--- TASK PROMPT ---
Pick out the lines below that contain the string "photo" and copy them all.

--- GIVEN DATA ---
───

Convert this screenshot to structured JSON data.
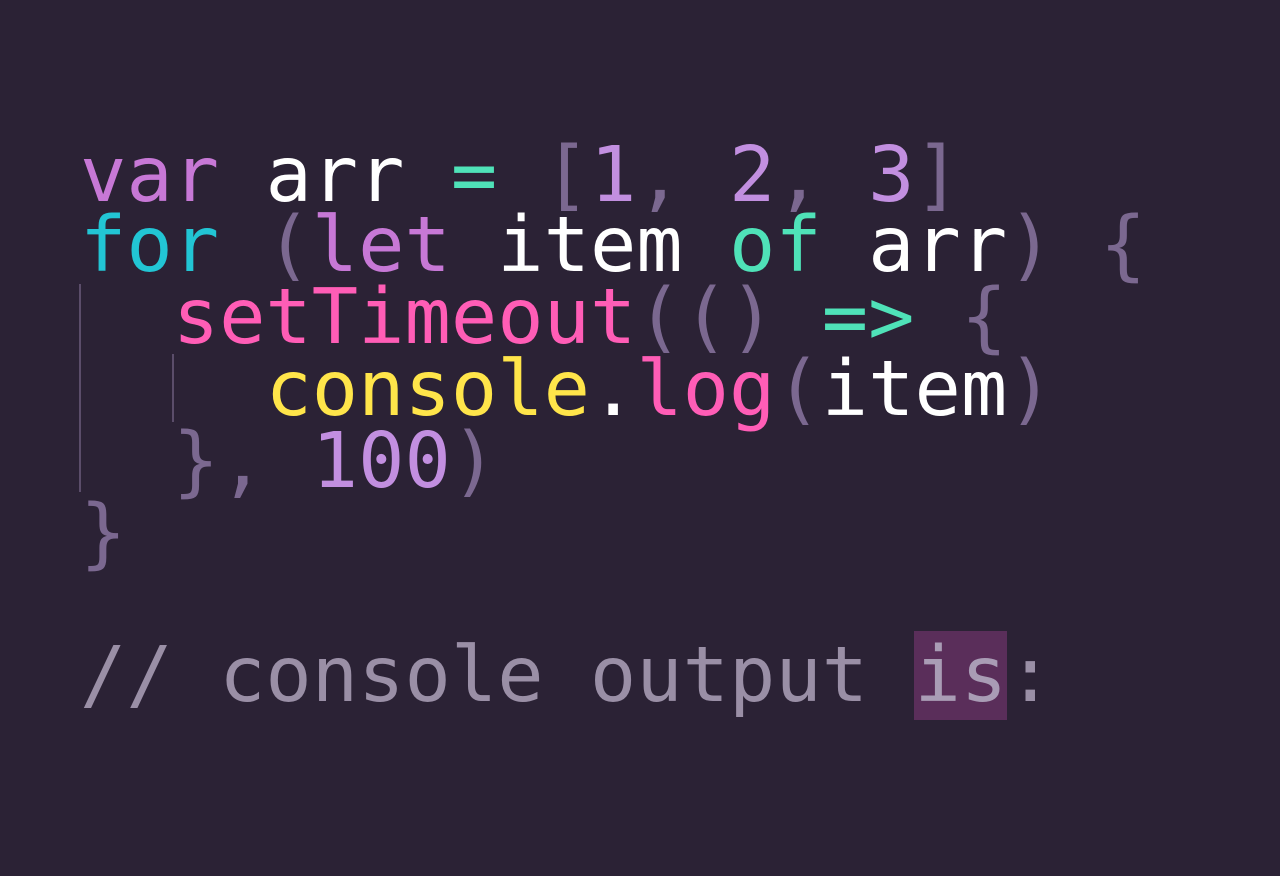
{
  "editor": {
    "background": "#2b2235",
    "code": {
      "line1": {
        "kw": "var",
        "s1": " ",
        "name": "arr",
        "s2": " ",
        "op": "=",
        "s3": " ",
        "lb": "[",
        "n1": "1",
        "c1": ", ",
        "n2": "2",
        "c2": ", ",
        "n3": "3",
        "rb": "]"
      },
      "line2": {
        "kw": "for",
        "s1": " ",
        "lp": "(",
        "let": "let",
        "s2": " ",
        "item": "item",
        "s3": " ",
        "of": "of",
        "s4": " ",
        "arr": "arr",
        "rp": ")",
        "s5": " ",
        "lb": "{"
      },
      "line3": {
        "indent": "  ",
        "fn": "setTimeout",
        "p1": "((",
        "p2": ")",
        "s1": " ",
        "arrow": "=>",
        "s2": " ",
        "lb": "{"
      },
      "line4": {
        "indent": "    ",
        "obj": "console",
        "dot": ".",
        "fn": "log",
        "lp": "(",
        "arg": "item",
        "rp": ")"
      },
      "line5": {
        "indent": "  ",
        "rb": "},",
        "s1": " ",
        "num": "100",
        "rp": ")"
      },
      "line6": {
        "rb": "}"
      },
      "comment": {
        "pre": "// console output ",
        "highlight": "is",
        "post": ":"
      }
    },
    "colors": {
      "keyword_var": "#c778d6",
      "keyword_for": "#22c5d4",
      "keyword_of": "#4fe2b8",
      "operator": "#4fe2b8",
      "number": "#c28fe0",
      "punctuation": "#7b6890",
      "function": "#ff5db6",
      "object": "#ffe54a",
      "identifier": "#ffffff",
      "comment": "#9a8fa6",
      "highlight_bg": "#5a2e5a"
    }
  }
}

───

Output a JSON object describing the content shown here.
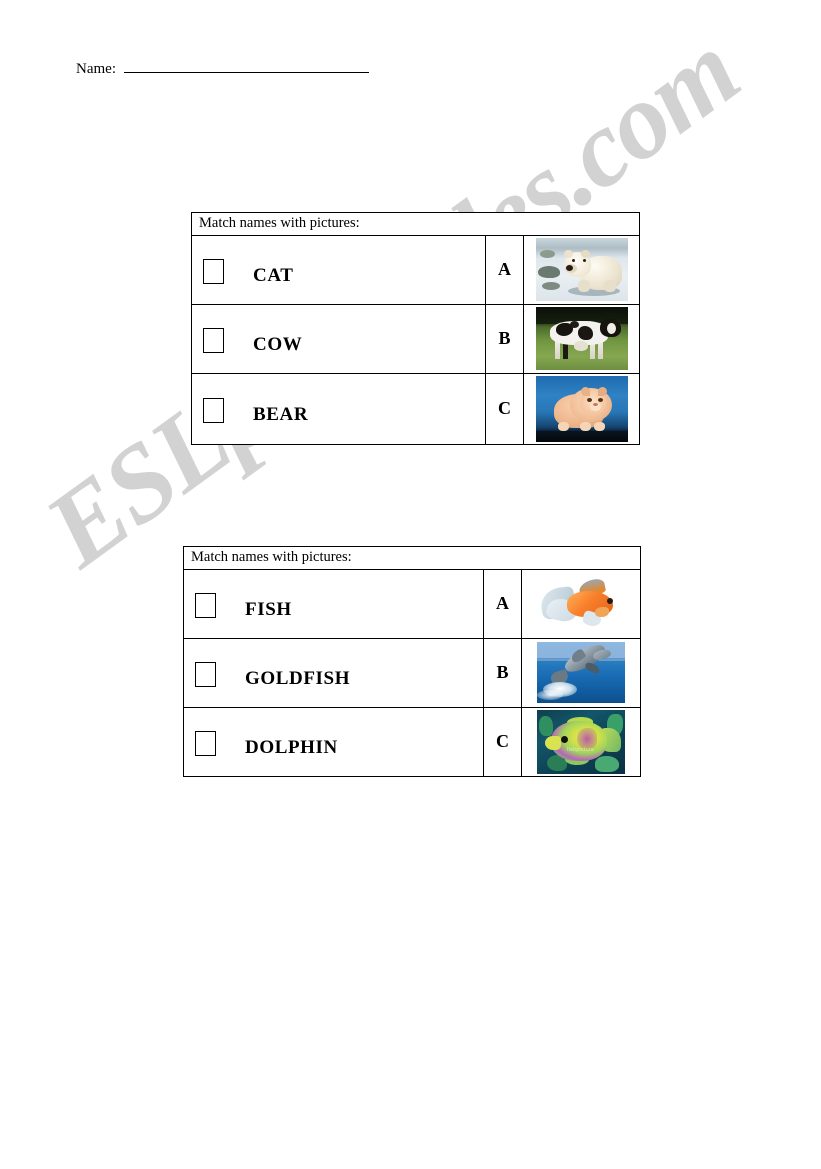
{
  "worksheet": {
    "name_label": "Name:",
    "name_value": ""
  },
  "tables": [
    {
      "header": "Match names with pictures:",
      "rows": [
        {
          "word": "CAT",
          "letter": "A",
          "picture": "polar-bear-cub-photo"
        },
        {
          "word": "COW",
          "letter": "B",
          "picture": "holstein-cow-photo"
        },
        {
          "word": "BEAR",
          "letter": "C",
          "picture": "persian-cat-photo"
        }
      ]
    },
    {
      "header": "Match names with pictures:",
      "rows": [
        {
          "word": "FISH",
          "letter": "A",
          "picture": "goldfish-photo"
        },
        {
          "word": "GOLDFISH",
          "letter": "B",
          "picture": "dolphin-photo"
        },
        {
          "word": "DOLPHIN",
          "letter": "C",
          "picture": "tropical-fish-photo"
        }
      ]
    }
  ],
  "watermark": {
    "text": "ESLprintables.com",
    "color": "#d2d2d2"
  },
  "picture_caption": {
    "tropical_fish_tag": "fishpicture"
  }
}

───

--- SOLVED PROBLEM ---
          "picture": "polar-bear-cub-photo"
          "picture": "holstein-cow-photo"
          "picture": "persian-cat-photo"
          "picture": "goldfish-photo"
          "picture": "dolphin-photo"
          "picture": "tropical-fish-photo"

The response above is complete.